Exactly as given, write out the lines from the one containing "What data populates" through the end of the listing, with both ends included and nothing else.

:: Provided data ::
----------------

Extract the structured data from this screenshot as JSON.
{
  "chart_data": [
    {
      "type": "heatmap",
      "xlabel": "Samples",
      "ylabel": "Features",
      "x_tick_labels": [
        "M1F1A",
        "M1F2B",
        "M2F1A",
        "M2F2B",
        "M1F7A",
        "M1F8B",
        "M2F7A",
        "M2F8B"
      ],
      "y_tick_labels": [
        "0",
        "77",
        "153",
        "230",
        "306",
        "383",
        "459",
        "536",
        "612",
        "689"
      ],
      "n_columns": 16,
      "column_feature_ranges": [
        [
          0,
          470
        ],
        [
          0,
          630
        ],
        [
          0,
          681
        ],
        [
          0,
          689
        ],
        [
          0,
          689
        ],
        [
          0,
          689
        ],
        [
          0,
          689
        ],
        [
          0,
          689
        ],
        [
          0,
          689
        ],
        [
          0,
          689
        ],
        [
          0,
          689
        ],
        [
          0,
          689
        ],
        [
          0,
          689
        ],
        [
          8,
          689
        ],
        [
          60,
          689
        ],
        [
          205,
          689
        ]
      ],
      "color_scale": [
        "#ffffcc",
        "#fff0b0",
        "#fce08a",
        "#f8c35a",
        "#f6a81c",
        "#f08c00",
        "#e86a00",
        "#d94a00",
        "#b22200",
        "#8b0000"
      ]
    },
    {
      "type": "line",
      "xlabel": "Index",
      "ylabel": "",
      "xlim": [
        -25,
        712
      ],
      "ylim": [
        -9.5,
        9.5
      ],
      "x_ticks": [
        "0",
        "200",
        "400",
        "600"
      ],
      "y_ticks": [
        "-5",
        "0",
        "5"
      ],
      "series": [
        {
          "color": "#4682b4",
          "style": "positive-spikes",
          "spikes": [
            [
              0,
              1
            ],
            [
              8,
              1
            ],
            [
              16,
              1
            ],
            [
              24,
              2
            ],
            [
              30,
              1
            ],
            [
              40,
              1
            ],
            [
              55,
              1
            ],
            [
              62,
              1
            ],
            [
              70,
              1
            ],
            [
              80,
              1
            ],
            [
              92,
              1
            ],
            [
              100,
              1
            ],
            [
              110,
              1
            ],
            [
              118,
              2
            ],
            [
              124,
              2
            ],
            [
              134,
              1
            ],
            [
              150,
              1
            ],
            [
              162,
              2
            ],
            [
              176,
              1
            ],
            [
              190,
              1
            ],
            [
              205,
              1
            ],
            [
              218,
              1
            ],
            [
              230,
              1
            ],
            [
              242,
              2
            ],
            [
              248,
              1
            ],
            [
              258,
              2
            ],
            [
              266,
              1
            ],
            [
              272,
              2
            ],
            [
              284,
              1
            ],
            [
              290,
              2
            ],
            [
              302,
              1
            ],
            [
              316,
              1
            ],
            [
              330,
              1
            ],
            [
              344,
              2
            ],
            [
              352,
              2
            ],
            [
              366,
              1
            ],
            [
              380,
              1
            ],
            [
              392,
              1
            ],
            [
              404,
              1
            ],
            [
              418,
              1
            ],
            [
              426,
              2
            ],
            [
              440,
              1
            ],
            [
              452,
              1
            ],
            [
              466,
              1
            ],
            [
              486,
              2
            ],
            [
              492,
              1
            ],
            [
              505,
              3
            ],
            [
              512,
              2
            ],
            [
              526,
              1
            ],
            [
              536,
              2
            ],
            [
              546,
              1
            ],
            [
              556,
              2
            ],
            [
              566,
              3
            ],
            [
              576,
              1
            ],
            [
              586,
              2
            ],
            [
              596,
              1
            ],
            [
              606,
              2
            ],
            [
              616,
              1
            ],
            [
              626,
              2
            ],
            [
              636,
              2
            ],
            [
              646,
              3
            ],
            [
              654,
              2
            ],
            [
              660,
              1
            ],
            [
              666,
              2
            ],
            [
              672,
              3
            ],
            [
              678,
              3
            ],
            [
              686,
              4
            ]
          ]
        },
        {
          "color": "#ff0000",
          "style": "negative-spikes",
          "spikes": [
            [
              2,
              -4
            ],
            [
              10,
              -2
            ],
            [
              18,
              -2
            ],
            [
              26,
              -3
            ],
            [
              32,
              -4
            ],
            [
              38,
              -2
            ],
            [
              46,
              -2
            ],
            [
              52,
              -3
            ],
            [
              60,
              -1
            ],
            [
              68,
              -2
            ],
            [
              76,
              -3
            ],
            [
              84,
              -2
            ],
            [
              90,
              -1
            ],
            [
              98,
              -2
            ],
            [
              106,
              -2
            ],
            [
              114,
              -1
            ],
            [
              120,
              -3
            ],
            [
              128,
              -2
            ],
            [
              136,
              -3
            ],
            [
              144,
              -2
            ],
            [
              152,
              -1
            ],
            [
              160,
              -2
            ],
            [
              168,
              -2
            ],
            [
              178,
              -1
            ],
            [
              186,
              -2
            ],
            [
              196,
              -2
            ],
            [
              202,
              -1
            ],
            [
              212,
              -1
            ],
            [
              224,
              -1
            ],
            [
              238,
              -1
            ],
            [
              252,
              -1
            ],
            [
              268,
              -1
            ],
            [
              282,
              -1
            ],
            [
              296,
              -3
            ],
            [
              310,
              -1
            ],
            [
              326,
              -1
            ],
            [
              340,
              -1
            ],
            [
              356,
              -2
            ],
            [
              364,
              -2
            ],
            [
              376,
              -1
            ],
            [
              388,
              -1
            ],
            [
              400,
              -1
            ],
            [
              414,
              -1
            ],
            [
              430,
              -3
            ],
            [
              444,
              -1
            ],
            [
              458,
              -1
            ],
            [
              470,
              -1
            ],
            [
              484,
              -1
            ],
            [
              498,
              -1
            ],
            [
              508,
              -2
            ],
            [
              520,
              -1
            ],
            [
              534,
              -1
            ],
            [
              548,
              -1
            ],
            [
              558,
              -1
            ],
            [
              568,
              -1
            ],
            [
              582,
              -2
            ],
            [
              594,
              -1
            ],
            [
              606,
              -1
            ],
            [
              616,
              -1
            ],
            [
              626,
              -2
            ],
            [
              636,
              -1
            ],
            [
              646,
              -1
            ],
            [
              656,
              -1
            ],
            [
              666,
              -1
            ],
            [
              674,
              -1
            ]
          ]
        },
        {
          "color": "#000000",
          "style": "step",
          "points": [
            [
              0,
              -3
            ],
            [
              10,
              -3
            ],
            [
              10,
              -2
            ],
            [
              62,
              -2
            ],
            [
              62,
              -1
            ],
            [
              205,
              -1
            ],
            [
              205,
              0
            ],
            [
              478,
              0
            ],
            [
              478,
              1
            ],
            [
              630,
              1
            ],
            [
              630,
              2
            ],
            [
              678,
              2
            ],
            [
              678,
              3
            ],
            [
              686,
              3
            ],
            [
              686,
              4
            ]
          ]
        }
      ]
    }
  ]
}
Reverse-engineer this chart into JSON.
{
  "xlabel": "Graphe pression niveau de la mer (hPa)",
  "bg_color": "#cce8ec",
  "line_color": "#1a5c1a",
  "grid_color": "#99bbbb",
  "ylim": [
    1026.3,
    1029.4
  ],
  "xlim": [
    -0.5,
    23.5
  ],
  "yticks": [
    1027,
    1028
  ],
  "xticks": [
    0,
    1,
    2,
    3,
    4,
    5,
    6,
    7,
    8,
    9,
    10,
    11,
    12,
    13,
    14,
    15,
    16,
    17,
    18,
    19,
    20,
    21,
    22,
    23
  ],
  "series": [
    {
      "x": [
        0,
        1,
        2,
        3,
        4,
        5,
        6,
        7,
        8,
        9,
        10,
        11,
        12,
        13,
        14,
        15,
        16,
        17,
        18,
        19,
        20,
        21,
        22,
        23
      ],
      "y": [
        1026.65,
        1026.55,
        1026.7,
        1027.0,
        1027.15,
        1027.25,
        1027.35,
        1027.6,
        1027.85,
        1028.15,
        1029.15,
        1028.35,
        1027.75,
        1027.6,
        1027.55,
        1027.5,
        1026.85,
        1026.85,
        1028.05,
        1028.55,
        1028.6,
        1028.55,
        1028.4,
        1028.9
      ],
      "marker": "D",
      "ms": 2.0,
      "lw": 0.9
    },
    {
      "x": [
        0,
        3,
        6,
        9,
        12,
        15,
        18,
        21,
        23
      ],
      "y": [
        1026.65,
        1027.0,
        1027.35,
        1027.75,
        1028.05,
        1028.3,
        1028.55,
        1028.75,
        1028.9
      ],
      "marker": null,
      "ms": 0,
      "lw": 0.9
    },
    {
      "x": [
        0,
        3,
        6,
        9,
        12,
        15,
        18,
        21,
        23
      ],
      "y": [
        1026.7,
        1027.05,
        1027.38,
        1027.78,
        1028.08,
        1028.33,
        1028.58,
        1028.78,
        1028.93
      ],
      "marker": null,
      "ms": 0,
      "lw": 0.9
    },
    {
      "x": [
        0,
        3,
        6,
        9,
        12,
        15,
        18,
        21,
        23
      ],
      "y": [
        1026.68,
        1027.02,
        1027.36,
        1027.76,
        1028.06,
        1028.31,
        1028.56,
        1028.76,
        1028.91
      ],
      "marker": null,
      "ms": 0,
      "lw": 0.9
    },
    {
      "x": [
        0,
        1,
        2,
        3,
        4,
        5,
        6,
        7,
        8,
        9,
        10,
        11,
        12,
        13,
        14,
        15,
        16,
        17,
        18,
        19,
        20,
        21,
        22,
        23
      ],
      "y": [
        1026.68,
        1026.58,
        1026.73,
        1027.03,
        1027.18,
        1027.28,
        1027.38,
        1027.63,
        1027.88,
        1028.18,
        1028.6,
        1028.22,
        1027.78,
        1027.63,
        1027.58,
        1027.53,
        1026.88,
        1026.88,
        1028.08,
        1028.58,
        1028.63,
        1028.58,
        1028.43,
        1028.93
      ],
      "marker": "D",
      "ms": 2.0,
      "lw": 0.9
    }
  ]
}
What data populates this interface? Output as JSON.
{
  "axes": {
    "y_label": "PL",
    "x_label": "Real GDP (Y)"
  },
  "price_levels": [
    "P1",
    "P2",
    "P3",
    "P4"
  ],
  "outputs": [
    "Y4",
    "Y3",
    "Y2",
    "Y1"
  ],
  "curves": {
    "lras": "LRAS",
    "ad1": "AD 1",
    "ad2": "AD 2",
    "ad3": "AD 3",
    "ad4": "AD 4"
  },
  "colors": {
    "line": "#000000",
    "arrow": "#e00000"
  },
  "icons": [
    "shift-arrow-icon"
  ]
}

----------------

:: Exercise output ::
What data populates this interface? Output as JSON.
{
  "axes": {
    "y_label": "PL",
    "x_label": "Real GDP (Y)"
  },
  "price_levels": [
    "P1",
    "P2",
    "P3",
    "P4"
  ],
  "outputs": [
    "Y4",
    "Y3",
    "Y2",
    "Y1"
  ],
  "curves": {
    "lras": "LRAS",
    "ad1": "AD 1",
    "ad2": "AD 2",
    "ad3": "AD 3",
    "ad4": "AD 4"
  },
  "colors": {
    "line": "#000000",
    "arrow": "#e00000"
  },
  "icons": [
    "shift-arrow-icon"
  ]
}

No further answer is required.